Chart and figure data
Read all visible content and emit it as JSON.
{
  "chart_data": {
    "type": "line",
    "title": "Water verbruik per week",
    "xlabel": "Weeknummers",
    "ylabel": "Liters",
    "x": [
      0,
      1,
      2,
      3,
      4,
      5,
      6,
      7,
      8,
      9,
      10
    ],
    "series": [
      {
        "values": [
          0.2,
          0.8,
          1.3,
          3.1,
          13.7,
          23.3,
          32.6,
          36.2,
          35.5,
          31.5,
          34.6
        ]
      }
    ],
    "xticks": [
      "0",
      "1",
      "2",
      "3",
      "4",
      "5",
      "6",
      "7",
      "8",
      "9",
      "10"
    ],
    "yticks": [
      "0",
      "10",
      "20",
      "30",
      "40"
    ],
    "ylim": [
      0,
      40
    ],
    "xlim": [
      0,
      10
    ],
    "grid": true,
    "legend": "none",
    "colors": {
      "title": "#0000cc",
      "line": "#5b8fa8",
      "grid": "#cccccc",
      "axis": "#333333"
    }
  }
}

_Task prompt:_ Print back all the lines verbatim.

_Exercise response:_
Read all visible content and emit it as JSON.
{
  "chart_data": {
    "type": "line",
    "title": "Water verbruik per week",
    "xlabel": "Weeknummers",
    "ylabel": "Liters",
    "x": [
      0,
      1,
      2,
      3,
      4,
      5,
      6,
      7,
      8,
      9,
      10
    ],
    "series": [
      {
        "values": [
          0.2,
          0.8,
          1.3,
          3.1,
          13.7,
          23.3,
          32.6,
          36.2,
          35.5,
          31.5,
          34.6
        ]
      }
    ],
    "xticks": [
      "0",
      "1",
      "2",
      "3",
      "4",
      "5",
      "6",
      "7",
      "8",
      "9",
      "10"
    ],
    "yticks": [
      "0",
      "10",
      "20",
      "30",
      "40"
    ],
    "ylim": [
      0,
      40
    ],
    "xlim": [
      0,
      10
    ],
    "grid": true,
    "legend": "none",
    "colors": {
      "title": "#0000cc",
      "line": "#5b8fa8",
      "grid": "#cccccc",
      "axis": "#333333"
    }
  }
}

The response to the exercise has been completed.